Task:
Write the data out again exactly, dropping any images it holds.

# Start of Records for this task

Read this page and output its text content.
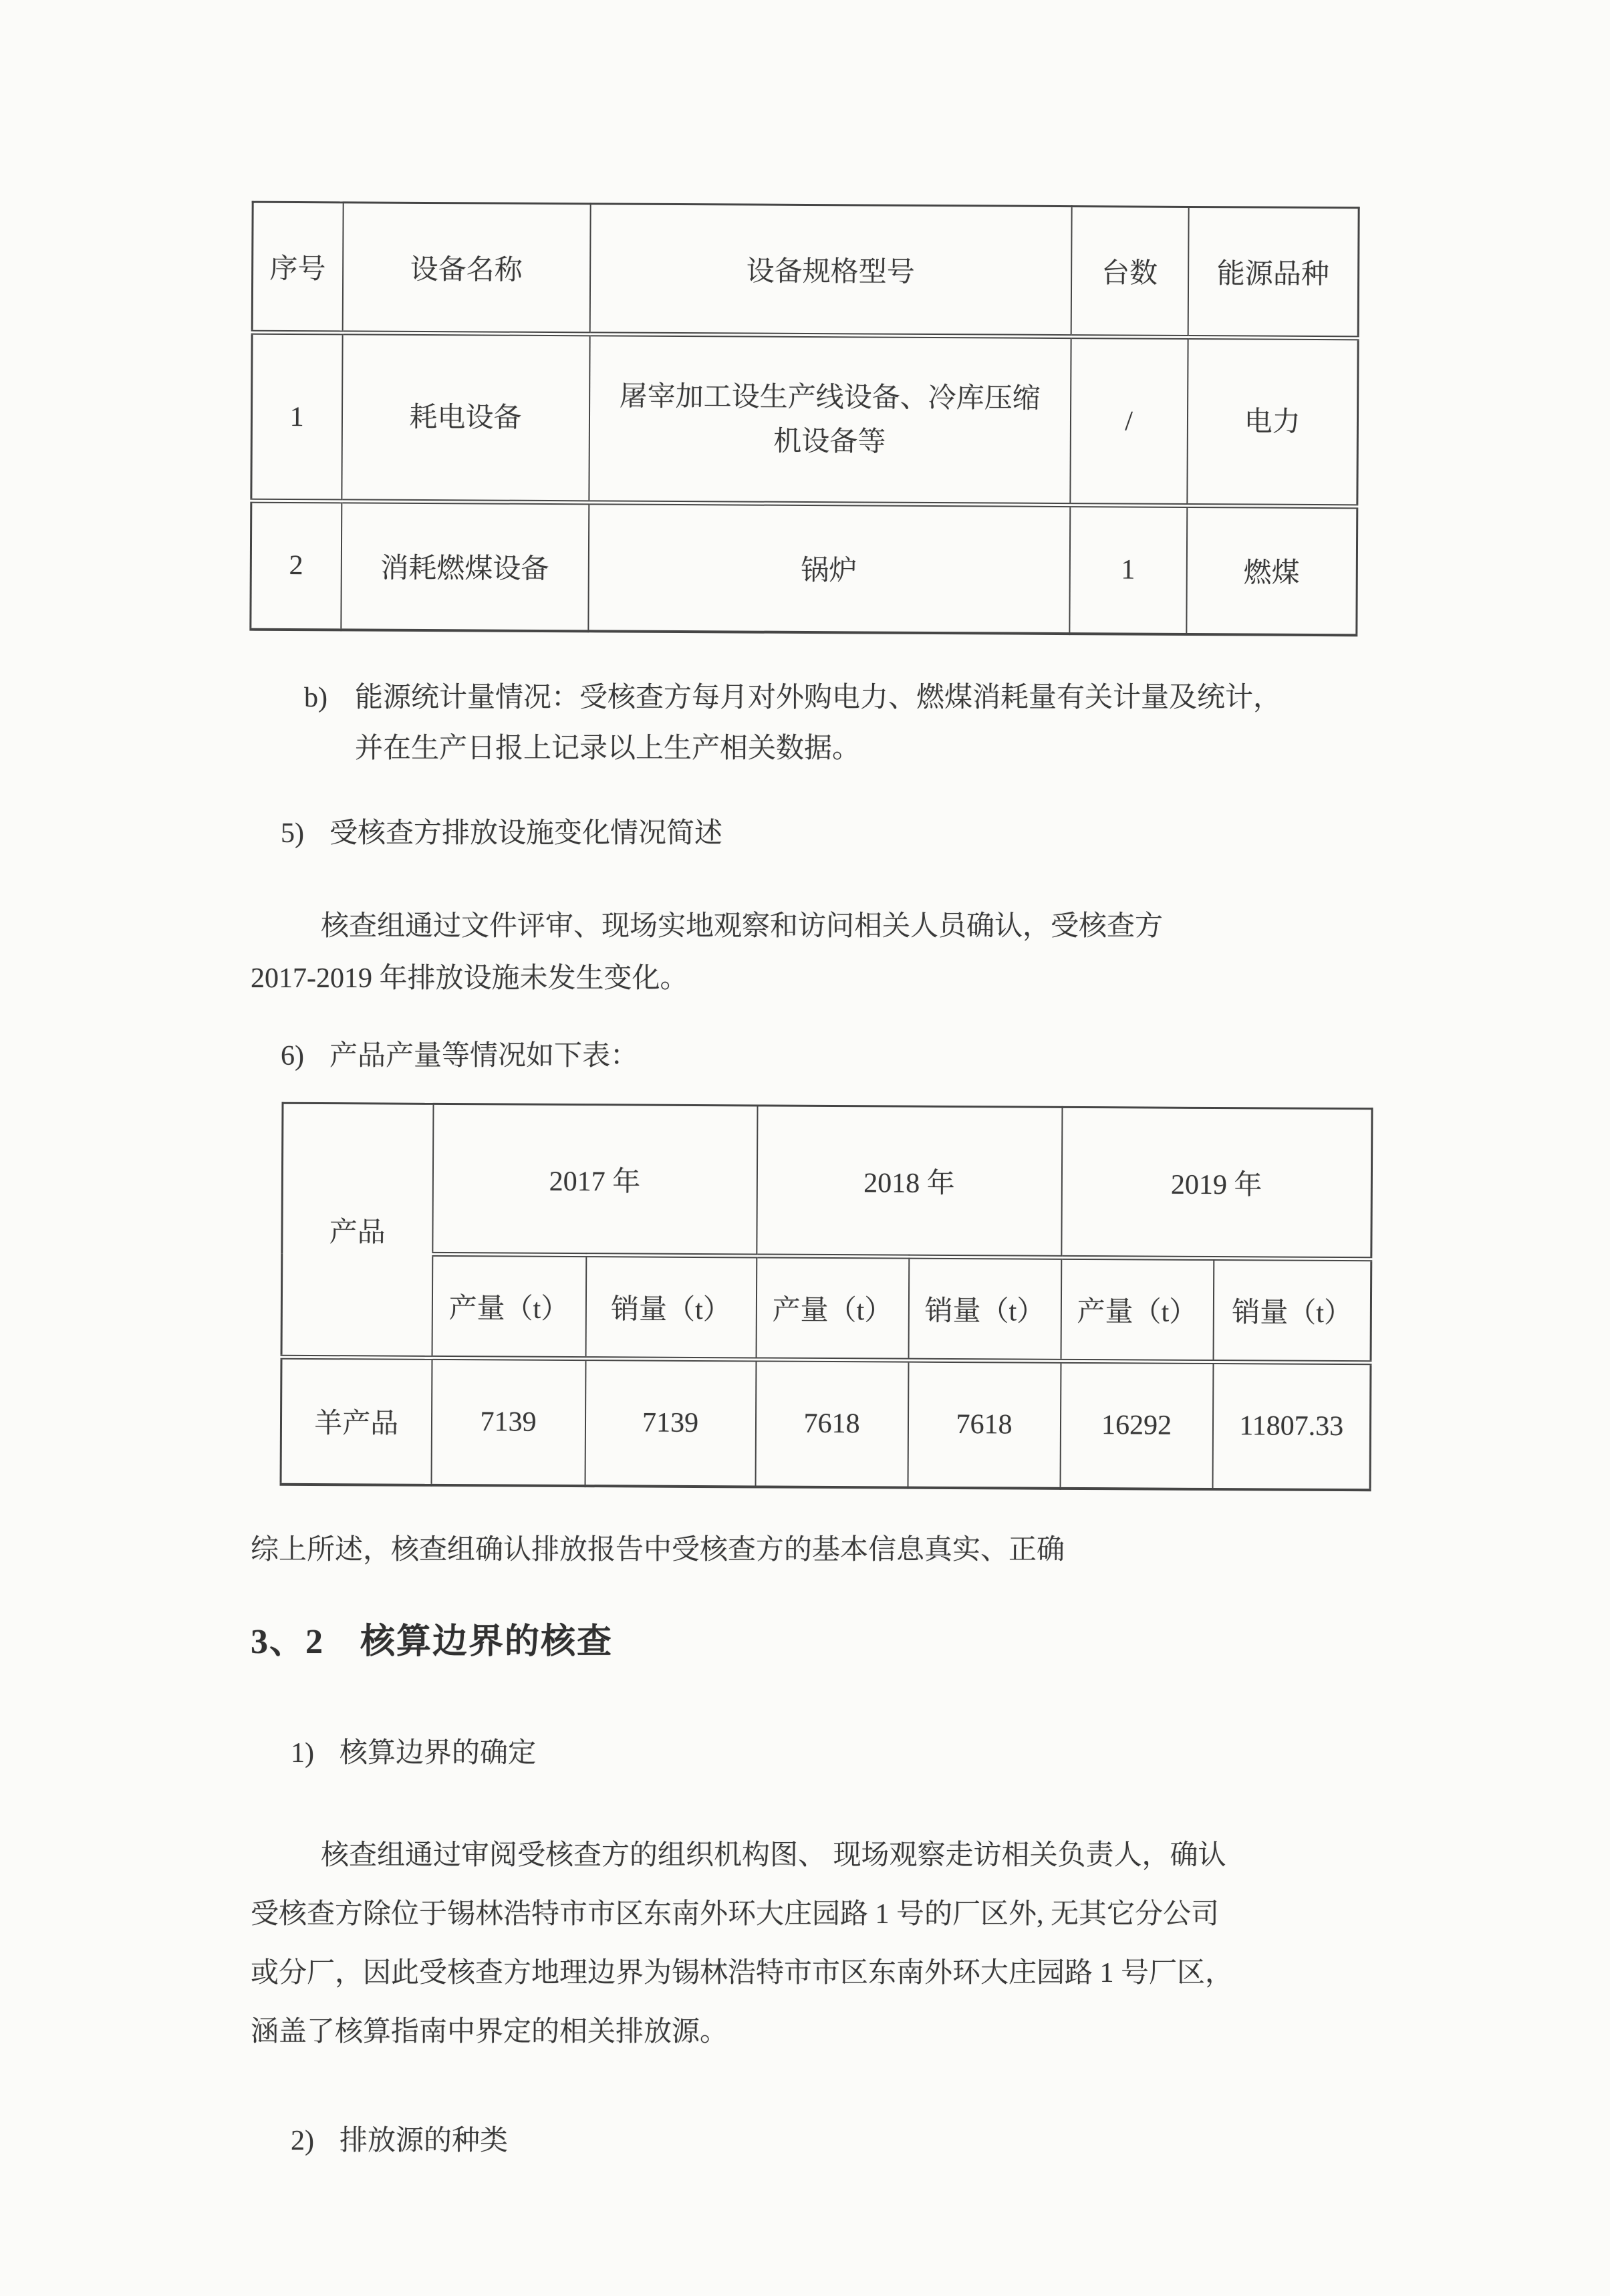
序号	设备名称	设备规格型号	台数	能源品种
1	耗电设备	屠宰加工设生产线设备、冷库压缩机设备等	/	电力
2	消耗燃煤设备	锅炉	1	燃煤
b) 能源统计量情况：受核查方每月对外购电力、燃煤消耗量有关计量及统计，
并在生产日报上记录以上生产相关数据。
5) 受核查方排放设施变化情况简述
核查组通过文件评审、现场实地观察和访问相关人员确认，受核查方
2017-2019 年排放设施未发生变化。
6) 产品产量等情况如下表：
产品	2017 年		2018 年		2019 年	
	产量（t）	销量（t）	产量（t）	销量（t）	产量（t）	销量（t）
羊产品	7139	7139	7618	7618	16292	11807.33
综上所述，核查组确认排放报告中受核查方的基本信息真实、正确
3、2　核算边界的核查
1) 核算边界的确定
核查组通过审阅受核查方的组织机构图、 现场观察走访相关负责人，确认
受核查方除位于锡林浩特市市区东南外环大庄园路 1 号的厂区外, 无其它分公司
或分厂，因此受核查方地理边界为锡林浩特市市区东南外环大庄园路 1 号厂区，
涵盖了核算指南中界定的相关排放源。
2) 排放源的种类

# End of Records for this task

Final answer:
Read this page and output its text content.
序号	设备名称	设备规格型号	台数	能源品种
1	耗电设备	屠宰加工设生产线设备、冷库压缩机设备等	/	电力
2	消耗燃煤设备	锅炉	1	燃煤
b) 能源统计量情况：受核查方每月对外购电力、燃煤消耗量有关计量及统计，
并在生产日报上记录以上生产相关数据。
5) 受核查方排放设施变化情况简述
核查组通过文件评审、现场实地观察和访问相关人员确认，受核查方
2017-2019 年排放设施未发生变化。
6) 产品产量等情况如下表：
产品	2017 年		2018 年		2019 年	
	产量（t）	销量（t）	产量（t）	销量（t）	产量（t）	销量（t）
羊产品	7139	7139	7618	7618	16292	11807.33
综上所述，核查组确认排放报告中受核查方的基本信息真实、正确
3、2　核算边界的核查
1) 核算边界的确定
核查组通过审阅受核查方的组织机构图、 现场观察走访相关负责人，确认
受核查方除位于锡林浩特市市区东南外环大庄园路 1 号的厂区外, 无其它分公司
或分厂，因此受核查方地理边界为锡林浩特市市区东南外环大庄园路 1 号厂区，
涵盖了核算指南中界定的相关排放源。
2) 排放源的种类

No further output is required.